Set problem: Select every line containing the word "intézménybe" from the material, and copy those lines.

-- Entries start --

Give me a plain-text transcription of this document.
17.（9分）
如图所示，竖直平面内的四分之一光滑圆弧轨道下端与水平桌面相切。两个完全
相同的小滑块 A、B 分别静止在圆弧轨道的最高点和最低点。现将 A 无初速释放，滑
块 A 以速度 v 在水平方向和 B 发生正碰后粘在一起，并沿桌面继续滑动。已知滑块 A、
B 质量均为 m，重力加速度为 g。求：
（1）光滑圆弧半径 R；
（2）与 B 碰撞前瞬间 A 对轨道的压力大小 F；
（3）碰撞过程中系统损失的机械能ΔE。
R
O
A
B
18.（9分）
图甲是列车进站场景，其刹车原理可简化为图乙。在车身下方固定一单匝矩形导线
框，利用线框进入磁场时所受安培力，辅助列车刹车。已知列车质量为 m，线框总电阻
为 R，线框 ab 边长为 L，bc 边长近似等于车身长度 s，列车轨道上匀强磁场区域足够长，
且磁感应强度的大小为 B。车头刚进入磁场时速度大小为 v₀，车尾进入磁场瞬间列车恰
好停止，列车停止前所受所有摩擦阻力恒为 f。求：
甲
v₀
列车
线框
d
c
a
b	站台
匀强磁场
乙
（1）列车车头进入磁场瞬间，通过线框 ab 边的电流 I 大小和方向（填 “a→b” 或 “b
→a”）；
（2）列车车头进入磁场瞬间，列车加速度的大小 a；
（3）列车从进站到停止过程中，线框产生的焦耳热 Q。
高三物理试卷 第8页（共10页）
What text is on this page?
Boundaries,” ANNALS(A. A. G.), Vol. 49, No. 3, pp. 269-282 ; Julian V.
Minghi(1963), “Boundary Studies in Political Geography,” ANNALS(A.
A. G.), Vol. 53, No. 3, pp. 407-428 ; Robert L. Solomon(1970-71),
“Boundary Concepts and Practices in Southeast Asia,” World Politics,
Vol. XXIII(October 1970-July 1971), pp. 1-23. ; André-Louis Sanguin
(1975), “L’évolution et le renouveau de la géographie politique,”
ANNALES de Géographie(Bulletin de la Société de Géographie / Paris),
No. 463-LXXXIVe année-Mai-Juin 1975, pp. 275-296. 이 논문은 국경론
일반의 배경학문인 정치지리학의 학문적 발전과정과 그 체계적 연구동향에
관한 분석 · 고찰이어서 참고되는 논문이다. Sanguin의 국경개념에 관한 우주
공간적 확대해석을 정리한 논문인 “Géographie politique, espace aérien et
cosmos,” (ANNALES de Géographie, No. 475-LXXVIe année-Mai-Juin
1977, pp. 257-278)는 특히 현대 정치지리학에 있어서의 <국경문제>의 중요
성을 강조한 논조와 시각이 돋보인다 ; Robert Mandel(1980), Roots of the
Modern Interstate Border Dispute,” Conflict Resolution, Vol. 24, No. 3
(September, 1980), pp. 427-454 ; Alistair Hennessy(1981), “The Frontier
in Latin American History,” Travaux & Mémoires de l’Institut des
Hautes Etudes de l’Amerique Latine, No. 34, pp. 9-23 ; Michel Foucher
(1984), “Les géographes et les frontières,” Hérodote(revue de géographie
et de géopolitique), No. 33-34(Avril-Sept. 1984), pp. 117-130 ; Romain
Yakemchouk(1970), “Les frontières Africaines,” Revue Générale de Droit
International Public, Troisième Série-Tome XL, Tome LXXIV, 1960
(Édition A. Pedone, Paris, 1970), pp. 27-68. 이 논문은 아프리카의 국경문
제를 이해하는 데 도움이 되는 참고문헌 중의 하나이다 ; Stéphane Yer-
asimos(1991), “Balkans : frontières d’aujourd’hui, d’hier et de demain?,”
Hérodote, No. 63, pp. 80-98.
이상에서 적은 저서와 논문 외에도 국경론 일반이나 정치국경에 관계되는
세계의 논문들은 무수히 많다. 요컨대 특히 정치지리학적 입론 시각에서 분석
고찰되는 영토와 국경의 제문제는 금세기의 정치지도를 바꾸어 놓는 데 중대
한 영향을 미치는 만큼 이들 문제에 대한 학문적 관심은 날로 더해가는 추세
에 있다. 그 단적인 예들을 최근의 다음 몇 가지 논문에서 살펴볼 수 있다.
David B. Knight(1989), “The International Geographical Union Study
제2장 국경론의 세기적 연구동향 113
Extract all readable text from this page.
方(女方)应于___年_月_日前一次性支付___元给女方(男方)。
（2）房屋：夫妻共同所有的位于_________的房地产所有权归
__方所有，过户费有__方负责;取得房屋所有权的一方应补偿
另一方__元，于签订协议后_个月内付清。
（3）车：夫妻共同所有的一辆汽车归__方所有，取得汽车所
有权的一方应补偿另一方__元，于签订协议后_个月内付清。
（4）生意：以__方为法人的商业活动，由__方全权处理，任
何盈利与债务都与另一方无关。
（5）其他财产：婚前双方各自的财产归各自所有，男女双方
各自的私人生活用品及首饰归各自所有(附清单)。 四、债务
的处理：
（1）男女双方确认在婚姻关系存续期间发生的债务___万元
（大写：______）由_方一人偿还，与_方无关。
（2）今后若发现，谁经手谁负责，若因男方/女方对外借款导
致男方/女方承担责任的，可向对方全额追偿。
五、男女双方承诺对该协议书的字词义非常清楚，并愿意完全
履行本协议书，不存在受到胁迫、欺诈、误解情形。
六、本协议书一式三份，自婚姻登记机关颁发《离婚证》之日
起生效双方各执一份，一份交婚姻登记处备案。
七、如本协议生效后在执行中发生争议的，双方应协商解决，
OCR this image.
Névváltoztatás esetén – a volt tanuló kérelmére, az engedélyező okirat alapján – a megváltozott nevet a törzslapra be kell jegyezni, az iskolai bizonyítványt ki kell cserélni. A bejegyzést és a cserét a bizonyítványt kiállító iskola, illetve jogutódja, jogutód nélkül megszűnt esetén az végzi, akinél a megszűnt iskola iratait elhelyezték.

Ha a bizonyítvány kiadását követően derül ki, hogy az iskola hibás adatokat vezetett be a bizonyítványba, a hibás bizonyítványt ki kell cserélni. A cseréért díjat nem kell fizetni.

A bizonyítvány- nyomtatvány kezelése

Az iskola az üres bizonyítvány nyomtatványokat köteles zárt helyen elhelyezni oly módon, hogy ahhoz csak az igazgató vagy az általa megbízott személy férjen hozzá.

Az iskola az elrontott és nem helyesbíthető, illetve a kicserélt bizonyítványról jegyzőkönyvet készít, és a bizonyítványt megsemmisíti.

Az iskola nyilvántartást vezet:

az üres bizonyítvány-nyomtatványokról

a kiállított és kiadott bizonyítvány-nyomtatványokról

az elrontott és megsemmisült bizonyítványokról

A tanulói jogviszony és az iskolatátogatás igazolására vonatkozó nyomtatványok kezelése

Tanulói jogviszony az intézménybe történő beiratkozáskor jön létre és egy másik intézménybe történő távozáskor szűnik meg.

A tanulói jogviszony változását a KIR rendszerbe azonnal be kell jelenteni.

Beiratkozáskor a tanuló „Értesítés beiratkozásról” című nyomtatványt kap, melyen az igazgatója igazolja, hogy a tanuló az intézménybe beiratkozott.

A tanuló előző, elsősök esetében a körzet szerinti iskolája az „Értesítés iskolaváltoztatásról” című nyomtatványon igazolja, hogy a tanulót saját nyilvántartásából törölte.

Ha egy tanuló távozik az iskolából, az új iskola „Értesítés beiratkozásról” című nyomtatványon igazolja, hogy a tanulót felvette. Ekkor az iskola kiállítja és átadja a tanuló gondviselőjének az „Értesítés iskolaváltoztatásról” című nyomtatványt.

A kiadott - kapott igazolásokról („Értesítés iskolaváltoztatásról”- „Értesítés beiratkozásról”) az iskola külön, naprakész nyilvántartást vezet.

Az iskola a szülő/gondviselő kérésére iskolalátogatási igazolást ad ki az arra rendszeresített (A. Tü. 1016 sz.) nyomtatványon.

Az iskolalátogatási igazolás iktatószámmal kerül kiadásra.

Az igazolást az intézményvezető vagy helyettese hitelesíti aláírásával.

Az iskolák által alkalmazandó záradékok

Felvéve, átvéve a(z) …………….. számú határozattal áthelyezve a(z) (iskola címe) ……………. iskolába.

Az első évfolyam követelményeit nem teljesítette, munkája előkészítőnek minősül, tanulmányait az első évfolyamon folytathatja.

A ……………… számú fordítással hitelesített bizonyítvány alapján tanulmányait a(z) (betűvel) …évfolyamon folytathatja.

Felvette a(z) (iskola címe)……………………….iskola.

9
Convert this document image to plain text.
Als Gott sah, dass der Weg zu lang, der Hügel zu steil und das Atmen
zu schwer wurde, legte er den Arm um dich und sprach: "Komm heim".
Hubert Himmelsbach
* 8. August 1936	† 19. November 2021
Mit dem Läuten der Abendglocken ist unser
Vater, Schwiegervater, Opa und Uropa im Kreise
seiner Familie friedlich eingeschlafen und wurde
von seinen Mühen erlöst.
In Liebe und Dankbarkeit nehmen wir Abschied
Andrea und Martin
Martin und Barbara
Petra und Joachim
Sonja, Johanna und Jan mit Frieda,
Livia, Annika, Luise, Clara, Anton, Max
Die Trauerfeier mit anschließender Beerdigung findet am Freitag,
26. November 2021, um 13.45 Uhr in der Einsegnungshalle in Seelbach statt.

-- Entries end --

The answer:
Tanulói jogviszony az intézménybe történő beiratkozáskor jön létre és egy másik intézménybe történő távozáskor szűnik meg.
Beiratkozáskor a tanuló „Értesítés beiratkozásról” című nyomtatványt kap, melyen az igazgatója igazolja, hogy a tanuló az intézménybe beiratkozott.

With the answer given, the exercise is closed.